• [Short problem] Pictures do not belong in the copy; restate the records below word for word.

• [Given records]

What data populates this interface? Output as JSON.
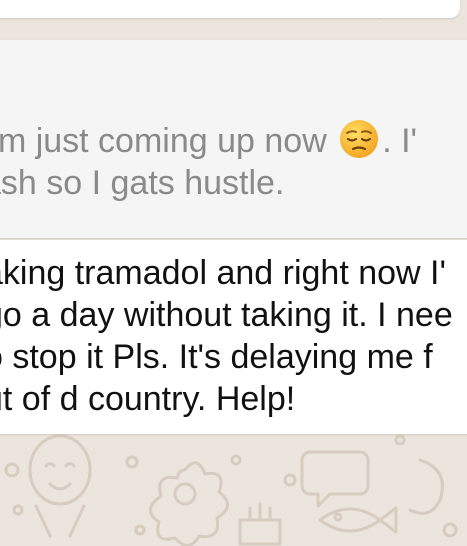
{
  "chat": {
    "wallpaper_color": "#ece5dd",
    "doodle_color": "#d8cfc3"
  },
  "quoted_message": {
    "line1_before_emoji": "I'm just coming up now",
    "emoji": "pensive-face",
    "line1_after_emoji": ". I'",
    "line2": "ash so I gats hustle."
  },
  "message": {
    "lines": [
      "aking tramadol and right now I'",
      "go a day without taking it. I nee",
      "o stop it Pls. It's delaying me f",
      "ut of d country. Help!"
    ]
  }
}
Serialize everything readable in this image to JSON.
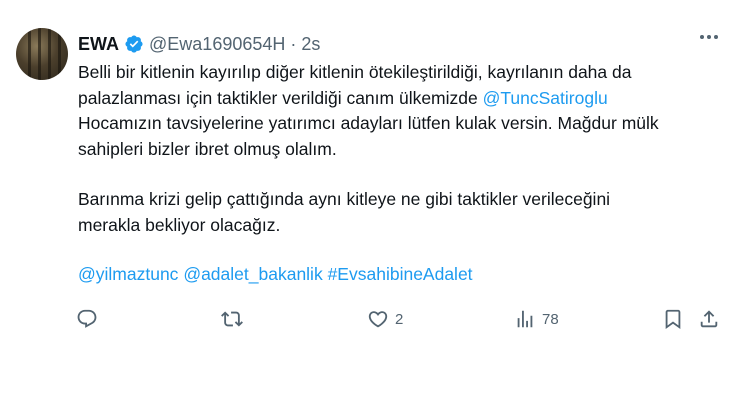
{
  "tweet": {
    "author_name": "EWA",
    "handle": "@Ewa1690654H",
    "separator": "·",
    "time": "2s",
    "text": {
      "line1": "Belli bir kitlenin kayırılıp diğer kitlenin ötekileştirildiği, kayrılanın daha da",
      "line2_prefix": "palazlanması için taktikler verildiği canım ülkemizde ",
      "mention_in_text": "@TuncSatiroglu",
      "line3": "Hocamızın tavsiyelerine yatırımcı adayları lütfen kulak versin. Mağdur mülk",
      "line4": "sahipleri bizler ibret olmuş olalım.",
      "line5": "Barınma krizi gelip çattığında aynı kitleye ne gibi taktikler verileceğini",
      "line6": "merakla bekliyor olacağız."
    },
    "tags": [
      "@yilmaztunc",
      "@adalet_bakanlik",
      "#EvsahibineAdalet"
    ],
    "actions": {
      "reply_count": "",
      "retweet_count": "",
      "like_count": "2",
      "views_count": "78"
    }
  },
  "colors": {
    "link": "#1d9bf0",
    "muted": "#536471",
    "text": "#0f1419"
  },
  "icons": [
    "more-icon",
    "verified-icon",
    "reply-icon",
    "retweet-icon",
    "like-icon",
    "views-icon",
    "bookmark-icon",
    "share-icon"
  ]
}
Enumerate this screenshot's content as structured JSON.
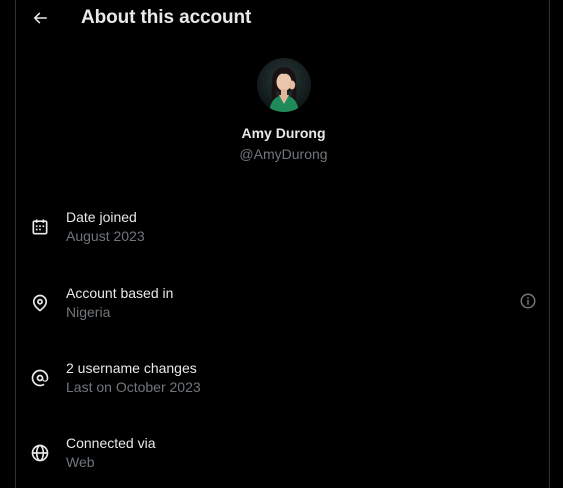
{
  "header": {
    "title": "About this account"
  },
  "profile": {
    "name": "Amy Durong",
    "handle": "@AmyDurong"
  },
  "rows": [
    {
      "label": "Date joined",
      "sub": "August 2023",
      "icon": "calendar-icon"
    },
    {
      "label": "Account based in",
      "sub": "Nigeria",
      "icon": "location-pin-icon"
    },
    {
      "label": "2 username changes",
      "sub": "Last on October 2023",
      "icon": "at-sign-icon"
    },
    {
      "label": "Connected via",
      "sub": "Web",
      "icon": "globe-icon"
    }
  ],
  "colors": {
    "background": "#000000",
    "text_primary": "#e7e9ea",
    "text_secondary": "#71767b",
    "border": "#2f3336"
  }
}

• [Solution for this exercise]
What data populates this interface? Output as JSON.
{
  "chat": {
    "wallpaper_color": "#ece5dd",
    "doodle_color": "#d8cfc3"
  },
  "quoted_message": {
    "line1_before_emoji": "I'm just coming up now",
    "emoji": "pensive-face",
    "line1_after_emoji": ". I'",
    "line2": "ash so I gats hustle."
  },
  "message": {
    "lines": [
      "aking tramadol and right now I'",
      "go a day without taking it. I nee",
      "o stop it Pls. It's delaying me f",
      "ut of d country. Help!"
    ]
  }
}
Serialize everything readable in this image to JSON.
{
  "tweet": {
    "author_name": "EWA",
    "handle": "@Ewa1690654H",
    "separator": "·",
    "time": "2s",
    "text": {
      "line1": "Belli bir kitlenin kayırılıp diğer kitlenin ötekileştirildiği, kayrılanın daha da",
      "line2_prefix": "palazlanması için taktikler verildiği canım ülkemizde ",
      "mention_in_text": "@TuncSatiroglu",
      "line3": "Hocamızın tavsiyelerine yatırımcı adayları lütfen kulak versin. Mağdur mülk",
      "line4": "sahipleri bizler ibret olmuş olalım.",
      "line5": "Barınma krizi gelip çattığında aynı kitleye ne gibi taktikler verileceğini",
      "line6": "merakla bekliyor olacağız."
    },
    "tags": [
      "@yilmaztunc",
      "@adalet_bakanlik",
      "#EvsahibineAdalet"
    ],
    "actions": {
      "reply_count": "",
      "retweet_count": "",
      "like_count": "2",
      "views_count": "78"
    }
  },
  "colors": {
    "link": "#1d9bf0",
    "muted": "#536471",
    "text": "#0f1419"
  },
  "icons": [
    "more-icon",
    "verified-icon",
    "reply-icon",
    "retweet-icon",
    "like-icon",
    "views-icon",
    "bookmark-icon",
    "share-icon"
  ]
}
Enumerate this screenshot's content as structured JSON.
{
  "header": {
    "title": "About this account"
  },
  "profile": {
    "name": "Amy Durong",
    "handle": "@AmyDurong"
  },
  "rows": [
    {
      "label": "Date joined",
      "sub": "August 2023",
      "icon": "calendar-icon"
    },
    {
      "label": "Account based in",
      "sub": "Nigeria",
      "icon": "location-pin-icon"
    },
    {
      "label": "2 username changes",
      "sub": "Last on October 2023",
      "icon": "at-sign-icon"
    },
    {
      "label": "Connected via",
      "sub": "Web",
      "icon": "globe-icon"
    }
  ],
  "colors": {
    "background": "#000000",
    "text_primary": "#e7e9ea",
    "text_secondary": "#71767b",
    "border": "#2f3336"
  }
}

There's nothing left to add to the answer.